Reproduce verbatim the stretch of the listing below from its first line through the line containing "Give me the", both included. Omit the pictures from your copy.

▬▬▬▬▬▬▬▬▬▬

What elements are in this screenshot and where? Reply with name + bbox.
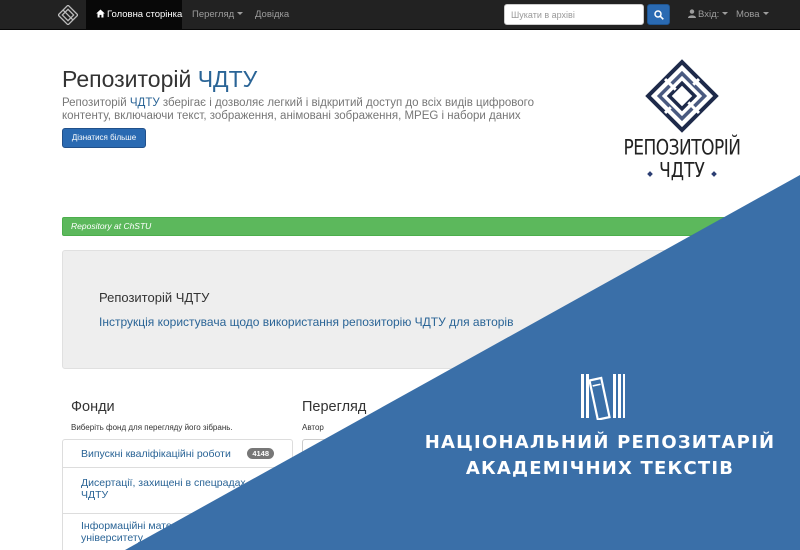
page: Головна сторінка Перегляд Довідка Вхід: … <box>0 0 800 550</box>
banner-title-line2: АКАДЕМІЧНИХ ТЕКСТІВ <box>465 458 735 479</box>
banner-title-line1: НАЦІОНАЛЬНИЙ РЕПОЗИТАРІЙ <box>424 432 776 453</box>
books-icon <box>581 374 625 420</box>
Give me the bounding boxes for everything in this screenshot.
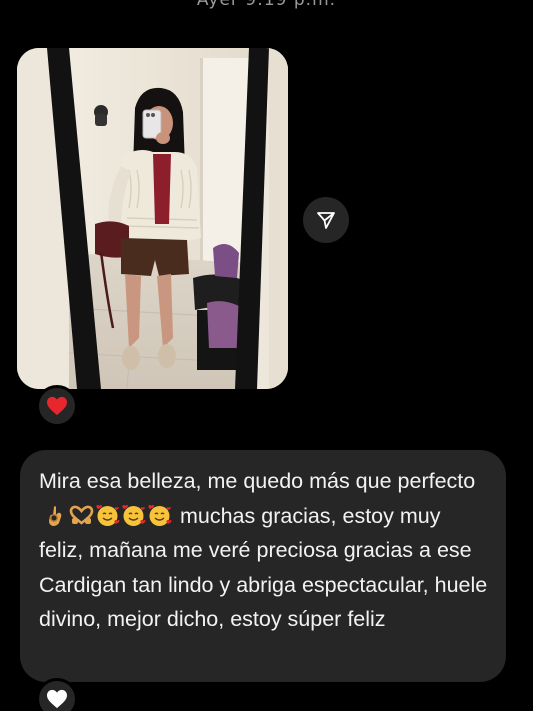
photo-reaction-badge[interactable] — [36, 385, 78, 427]
share-button[interactable] — [303, 197, 349, 243]
smiling-face-with-hearts-emoji-icon — [95, 503, 120, 528]
message-text-part1: Mira esa belleza, me quedo más que perfe… — [39, 469, 476, 493]
white-heart-icon — [47, 689, 67, 709]
smiling-face-with-hearts-emoji-icon — [147, 503, 172, 528]
text-message-bubble[interactable]: Mira esa belleza, me quedo más que perfe… — [20, 450, 506, 682]
text-reaction-badge[interactable] — [36, 678, 78, 711]
ok-hand-emoji-icon — [43, 503, 68, 528]
photo-message[interactable] — [17, 48, 288, 389]
emoji-sequence: 👌🫶🥰🥰🥰 — [43, 503, 172, 528]
heart-hands-emoji-icon — [69, 503, 94, 528]
mirror-selfie-photo — [17, 48, 288, 389]
red-heart-icon — [47, 396, 67, 416]
chat-screen: Ayer 9:19 p.m. Mira esa belleza, me qued… — [0, 0, 533, 711]
smiling-face-with-hearts-emoji-icon — [121, 503, 146, 528]
message-timestamp: Ayer 9:19 p.m. — [196, 0, 337, 10]
send-arrow-icon — [317, 212, 335, 229]
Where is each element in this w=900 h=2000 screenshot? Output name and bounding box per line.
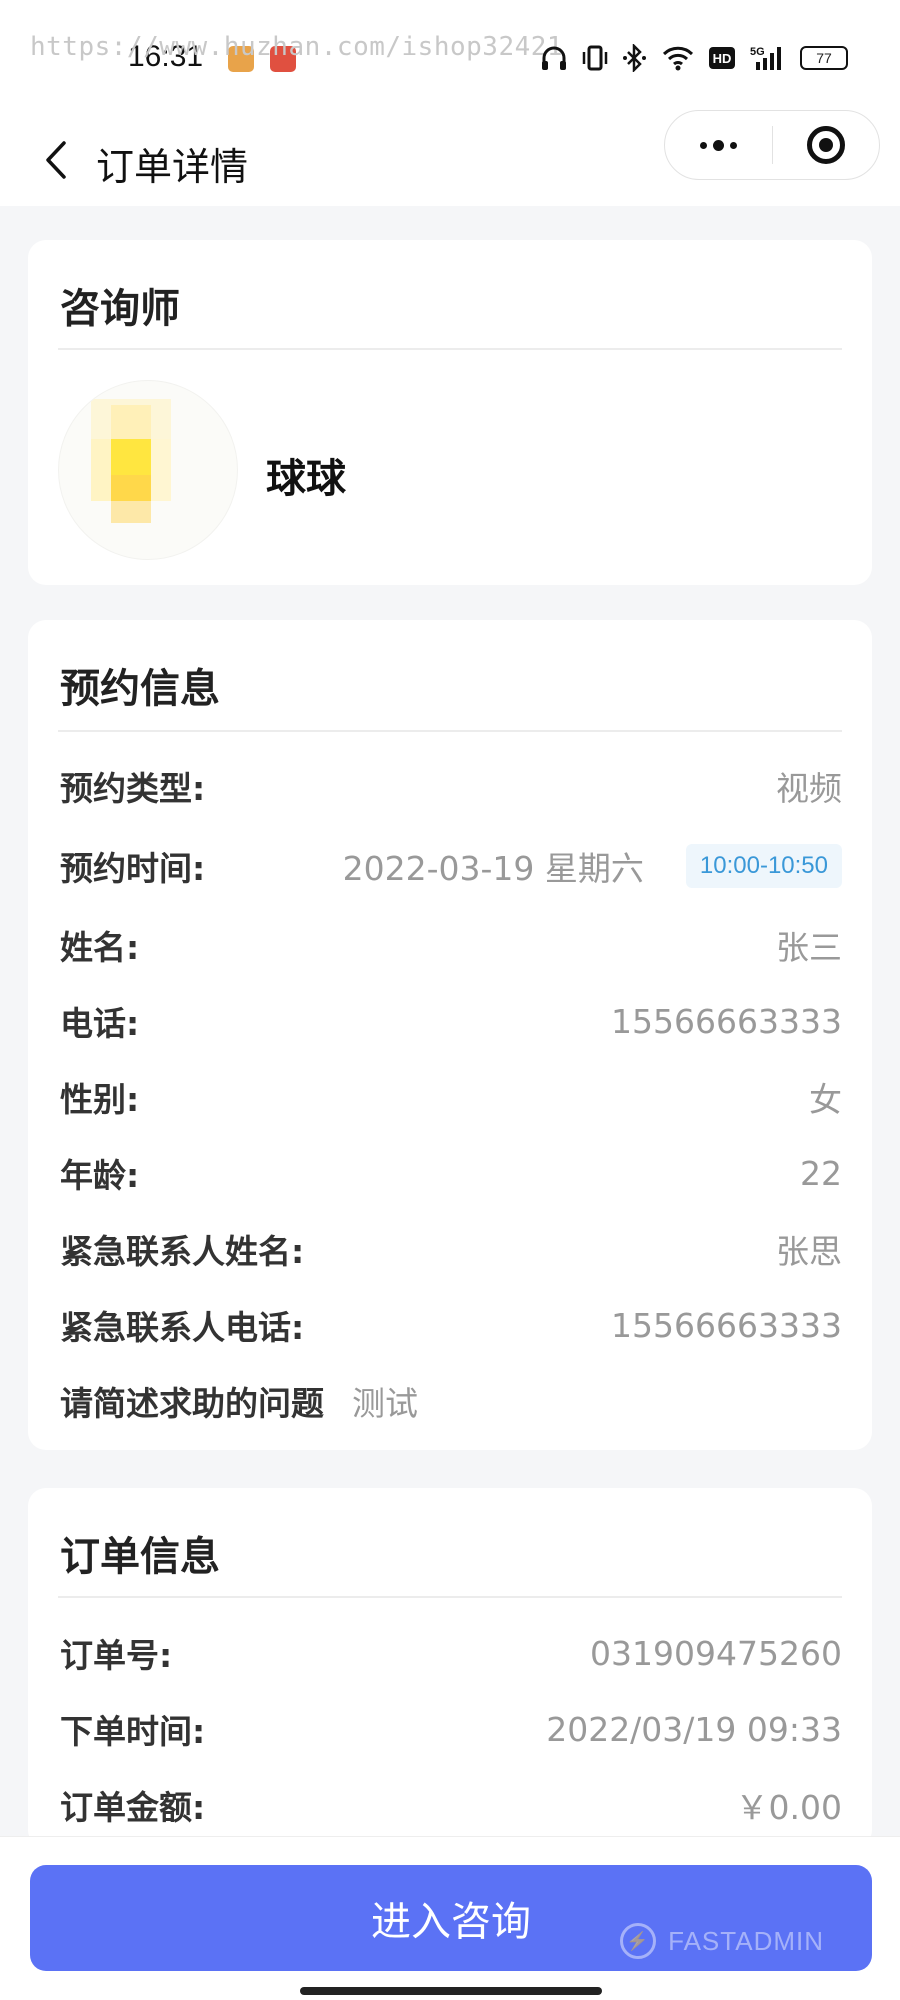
fastadmin-watermark: ⚡ FASTADMIN — [620, 1923, 824, 1959]
age-label: 年龄: — [60, 1156, 140, 1195]
order-card: 订单信息 订单号: 031909475260 下单时间: 2022/03/19 … — [28, 1488, 872, 1848]
appointment-date-value: 2022-03-19 星期六 — [342, 849, 644, 888]
wifi-icon — [662, 46, 694, 71]
divider — [58, 1596, 842, 1598]
signal-5g-icon: 5G — [750, 46, 781, 70]
fastadmin-watermark-text: FASTADMIN — [668, 1925, 824, 1956]
order-number-label: 订单号: — [60, 1636, 173, 1675]
name-value: 张三 — [776, 928, 842, 967]
divider — [58, 348, 842, 350]
emergency-name-label: 紧急联系人姓名: — [60, 1232, 305, 1271]
counselor-card: 咨询师 球球 — [28, 240, 872, 585]
appointment-time-label: 预约时间: — [60, 849, 206, 888]
enter-consultation-label: 进入咨询 — [371, 1899, 531, 1945]
bottom-action-bar: 进入咨询 ⚡ FASTADMIN — [0, 1836, 900, 2000]
divider — [58, 730, 842, 732]
phone-label: 电话: — [60, 1004, 140, 1043]
emergency-name-value: 张思 — [776, 1232, 842, 1271]
gender-value: 女 — [809, 1080, 842, 1119]
question-value: 测试 — [352, 1384, 418, 1423]
emergency-phone-label: 紧急联系人电话: — [60, 1308, 305, 1347]
age-value: 22 — [800, 1153, 842, 1193]
status-icons: HD 5G 77 — [540, 44, 848, 72]
bluetooth-icon — [623, 44, 646, 72]
order-number-row: 订单号: 031909475260 — [60, 1628, 842, 1678]
counselor-section-title: 咨询师 — [60, 286, 180, 332]
appointment-type-value: 视频 — [776, 769, 842, 808]
watermark-text: https://www.huzhan.com/ishop32421 — [30, 32, 564, 62]
miniapp-capsule — [664, 110, 880, 180]
order-amount-value: ￥0.00 — [735, 1788, 842, 1827]
time-slot-badge: 10:00-10:50 — [685, 844, 842, 888]
question-row: 请简述求助的问题 测试 — [60, 1376, 842, 1426]
avatar — [58, 380, 238, 560]
order-time-label: 下单时间: — [60, 1712, 206, 1751]
svg-text:HD: HD — [713, 51, 732, 66]
svg-text:5G: 5G — [750, 46, 765, 58]
more-dots-icon[interactable] — [665, 139, 772, 151]
chevron-left-icon[interactable] — [40, 140, 74, 180]
lightning-icon: ⚡ — [620, 1923, 657, 1959]
appointment-card: 预约信息 预约类型: 视频 预约时间: 2022-03-19 星期六 10:00… — [28, 620, 872, 1450]
enter-consultation-button[interactable]: 进入咨询 ⚡ FASTADMIN — [30, 1865, 872, 1971]
vibrate-icon — [582, 45, 608, 71]
order-number-value: 031909475260 — [590, 1633, 842, 1673]
home-indicator[interactable] — [300, 1987, 602, 1995]
appointment-type-label: 预约类型: — [60, 769, 206, 808]
battery-icon: 77 — [800, 46, 848, 70]
hd-icon: HD — [709, 47, 735, 69]
emergency-name-row: 紧急联系人姓名: 张思 — [60, 1224, 842, 1274]
name-row: 姓名: 张三 — [60, 920, 842, 970]
question-label: 请简述求助的问题 — [60, 1384, 324, 1423]
emergency-phone-value: 15566663333 — [611, 1305, 842, 1345]
order-time-row: 下单时间: 2022/03/19 09:33 — [60, 1704, 842, 1754]
counselor-name: 球球 — [266, 456, 346, 502]
order-section-title: 订单信息 — [60, 1534, 220, 1580]
nav-bar: 订单详情 — [0, 110, 900, 206]
emergency-phone-row: 紧急联系人电话: 15566663333 — [60, 1300, 842, 1350]
order-amount-row: 订单金额: ￥0.00 — [60, 1780, 842, 1830]
target-icon[interactable] — [772, 126, 879, 164]
phone-row: 电话: 15566663333 — [60, 996, 842, 1046]
appointment-time-row: 预约时间: 2022-03-19 星期六 10:00-10:50 — [60, 841, 842, 891]
phone-value: 15566663333 — [611, 1001, 842, 1041]
gender-label: 性别: — [60, 1080, 140, 1119]
page-title: 订单详情 — [96, 145, 249, 189]
order-time-value: 2022/03/19 09:33 — [546, 1709, 842, 1749]
order-amount-label: 订单金额: — [60, 1788, 206, 1827]
name-label: 姓名: — [60, 928, 140, 967]
status-bar: 16:31 https://www.huzhan.com/ishop32421 … — [0, 0, 900, 110]
age-row: 年龄: 22 — [60, 1148, 842, 1198]
gender-row: 性别: 女 — [60, 1072, 842, 1122]
headphones-icon — [542, 46, 566, 70]
appointment-type-row: 预约类型: 视频 — [60, 761, 842, 811]
appointment-section-title: 预约信息 — [60, 666, 220, 712]
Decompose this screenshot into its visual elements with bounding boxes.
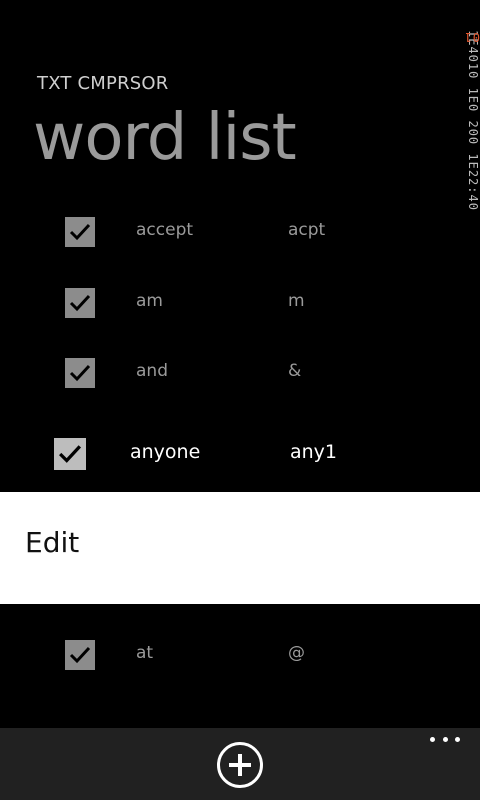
word-row[interactable]: at @ [0, 625, 480, 695]
word-text: am [136, 291, 163, 311]
ellipsis-icon [430, 736, 435, 742]
menu-item-edit[interactable]: Edit [25, 526, 79, 559]
word-text: accept [136, 220, 194, 240]
word-text: at [136, 643, 154, 663]
row-checkbox[interactable] [65, 217, 95, 247]
ellipsis-icon [455, 736, 460, 742]
word-row[interactable]: accept acpt [0, 202, 480, 272]
word-row[interactable]: am m [0, 273, 480, 343]
row-checkbox[interactable] [54, 438, 86, 470]
row-checkbox[interactable] [65, 640, 95, 670]
page-title: word list [33, 101, 297, 175]
add-button[interactable] [216, 741, 264, 789]
word-text: anyone [130, 441, 201, 463]
app-bar [0, 728, 480, 800]
word-text: and [136, 361, 168, 381]
abbreviation-text: acpt [288, 220, 326, 240]
row-checkbox[interactable] [65, 358, 95, 388]
word-row[interactable]: and & [0, 343, 480, 413]
abbreviation-text: & [288, 361, 302, 381]
add-circle-icon [217, 742, 263, 788]
context-menu: Edit [0, 492, 480, 604]
abbreviation-text: m [288, 291, 305, 311]
word-row-selected[interactable]: anyone any1 [0, 429, 480, 499]
abbreviation-text: @ [288, 643, 305, 663]
checkmark-icon [69, 223, 91, 241]
checkmark-icon [59, 445, 82, 463]
debug-counter-text: 010 010 100 1E4010 1E0 200 1E22:40 [466, 30, 480, 211]
abbreviation-text: any1 [290, 441, 338, 463]
ellipsis-icon [442, 736, 448, 742]
checkmark-icon [69, 364, 91, 382]
app-title: TXT CMPRSOR [37, 73, 169, 94]
checkmark-icon [69, 646, 91, 664]
row-checkbox[interactable] [65, 288, 95, 318]
more-options-button[interactable] [430, 732, 460, 746]
checkmark-icon [69, 294, 91, 312]
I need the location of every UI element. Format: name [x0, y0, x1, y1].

▬▬▬▬▬▬▬▬▬▬

Result:
What elements are in this screenshot and where? Reply with name + bbox.
page: Головна сторінка Перегляд Довідка Вхід: … <box>0 0 800 550</box>
banner-title-line2: АКАДЕМІЧНИХ ТЕКСТІВ <box>465 458 735 479</box>
banner-title-line1: НАЦІОНАЛЬНИЙ РЕПОЗИТАРІЙ <box>424 432 776 453</box>
books-icon <box>581 374 625 420</box>
Give me the bounding boxes for everything in this screenshot.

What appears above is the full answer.